[start of Information shown]

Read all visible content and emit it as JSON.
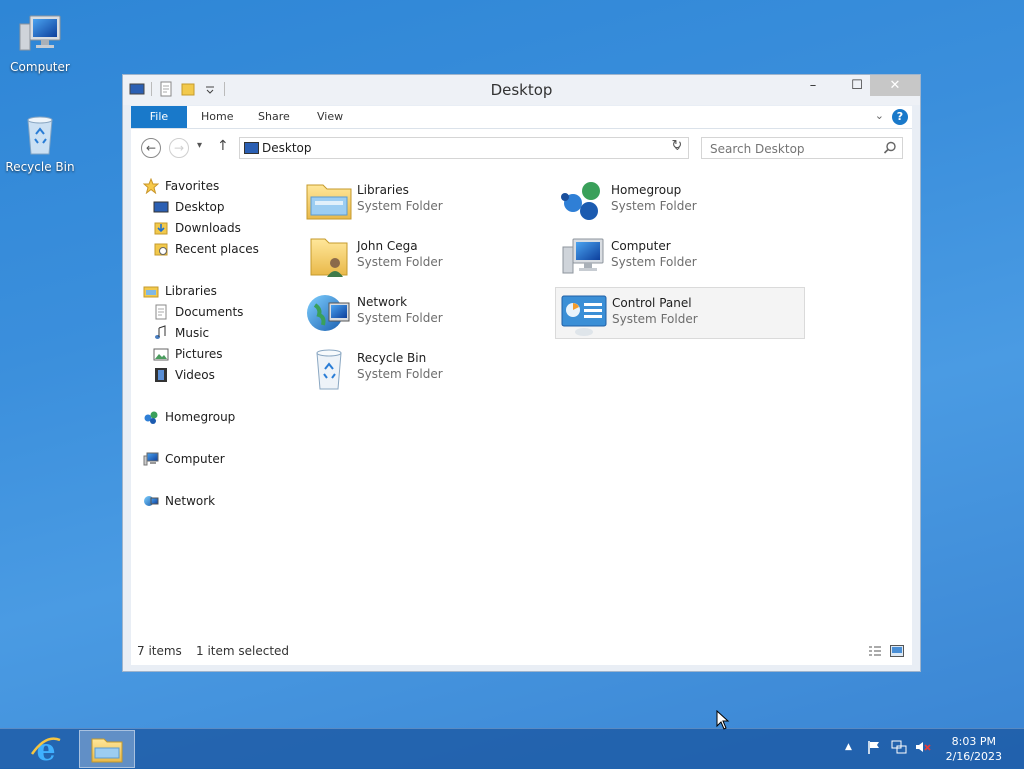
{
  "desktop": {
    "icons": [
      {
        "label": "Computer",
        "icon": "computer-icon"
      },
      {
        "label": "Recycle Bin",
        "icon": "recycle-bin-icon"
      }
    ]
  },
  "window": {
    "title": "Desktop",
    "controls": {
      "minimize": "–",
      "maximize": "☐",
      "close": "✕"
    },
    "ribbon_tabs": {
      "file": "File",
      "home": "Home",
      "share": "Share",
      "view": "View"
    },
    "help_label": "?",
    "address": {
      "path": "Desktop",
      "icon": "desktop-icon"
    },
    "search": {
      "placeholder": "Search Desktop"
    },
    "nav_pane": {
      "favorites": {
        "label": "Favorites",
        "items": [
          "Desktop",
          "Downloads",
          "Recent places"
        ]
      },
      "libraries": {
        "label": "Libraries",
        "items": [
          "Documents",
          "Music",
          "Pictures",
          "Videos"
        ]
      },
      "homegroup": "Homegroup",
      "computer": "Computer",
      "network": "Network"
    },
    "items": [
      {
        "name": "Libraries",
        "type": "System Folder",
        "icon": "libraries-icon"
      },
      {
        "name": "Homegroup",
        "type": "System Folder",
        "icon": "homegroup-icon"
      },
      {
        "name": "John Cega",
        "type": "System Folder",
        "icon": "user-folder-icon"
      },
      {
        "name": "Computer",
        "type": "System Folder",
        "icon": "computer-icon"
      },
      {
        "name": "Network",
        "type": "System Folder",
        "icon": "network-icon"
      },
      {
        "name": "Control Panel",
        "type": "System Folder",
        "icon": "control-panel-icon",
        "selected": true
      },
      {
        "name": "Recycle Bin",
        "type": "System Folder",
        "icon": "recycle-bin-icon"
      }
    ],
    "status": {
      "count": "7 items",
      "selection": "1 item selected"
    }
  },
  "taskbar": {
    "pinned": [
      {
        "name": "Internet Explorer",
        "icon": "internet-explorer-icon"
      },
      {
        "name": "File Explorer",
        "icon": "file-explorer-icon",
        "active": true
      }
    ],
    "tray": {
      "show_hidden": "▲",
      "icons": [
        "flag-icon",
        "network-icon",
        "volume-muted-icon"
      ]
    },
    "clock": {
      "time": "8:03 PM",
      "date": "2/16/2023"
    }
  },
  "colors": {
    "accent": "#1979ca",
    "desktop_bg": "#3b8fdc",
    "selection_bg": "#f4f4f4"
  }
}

[end of Information shown]

[Written exercise]: Reproduce the records, all of them, word for word; omit the pictures.

[Result for this exercise]:
Read all visible content and emit it as JSON.
{
  "desktop": {
    "icons": [
      {
        "label": "Computer",
        "icon": "computer-icon"
      },
      {
        "label": "Recycle Bin",
        "icon": "recycle-bin-icon"
      }
    ]
  },
  "window": {
    "title": "Desktop",
    "controls": {
      "minimize": "–",
      "maximize": "☐",
      "close": "✕"
    },
    "ribbon_tabs": {
      "file": "File",
      "home": "Home",
      "share": "Share",
      "view": "View"
    },
    "help_label": "?",
    "address": {
      "path": "Desktop",
      "icon": "desktop-icon"
    },
    "search": {
      "placeholder": "Search Desktop"
    },
    "nav_pane": {
      "favorites": {
        "label": "Favorites",
        "items": [
          "Desktop",
          "Downloads",
          "Recent places"
        ]
      },
      "libraries": {
        "label": "Libraries",
        "items": [
          "Documents",
          "Music",
          "Pictures",
          "Videos"
        ]
      },
      "homegroup": "Homegroup",
      "computer": "Computer",
      "network": "Network"
    },
    "items": [
      {
        "name": "Libraries",
        "type": "System Folder",
        "icon": "libraries-icon"
      },
      {
        "name": "Homegroup",
        "type": "System Folder",
        "icon": "homegroup-icon"
      },
      {
        "name": "John Cega",
        "type": "System Folder",
        "icon": "user-folder-icon"
      },
      {
        "name": "Computer",
        "type": "System Folder",
        "icon": "computer-icon"
      },
      {
        "name": "Network",
        "type": "System Folder",
        "icon": "network-icon"
      },
      {
        "name": "Control Panel",
        "type": "System Folder",
        "icon": "control-panel-icon",
        "selected": true
      },
      {
        "name": "Recycle Bin",
        "type": "System Folder",
        "icon": "recycle-bin-icon"
      }
    ],
    "status": {
      "count": "7 items",
      "selection": "1 item selected"
    }
  },
  "taskbar": {
    "pinned": [
      {
        "name": "Internet Explorer",
        "icon": "internet-explorer-icon"
      },
      {
        "name": "File Explorer",
        "icon": "file-explorer-icon",
        "active": true
      }
    ],
    "tray": {
      "show_hidden": "▲",
      "icons": [
        "flag-icon",
        "network-icon",
        "volume-muted-icon"
      ]
    },
    "clock": {
      "time": "8:03 PM",
      "date": "2/16/2023"
    }
  },
  "colors": {
    "accent": "#1979ca",
    "desktop_bg": "#3b8fdc",
    "selection_bg": "#f4f4f4"
  }
}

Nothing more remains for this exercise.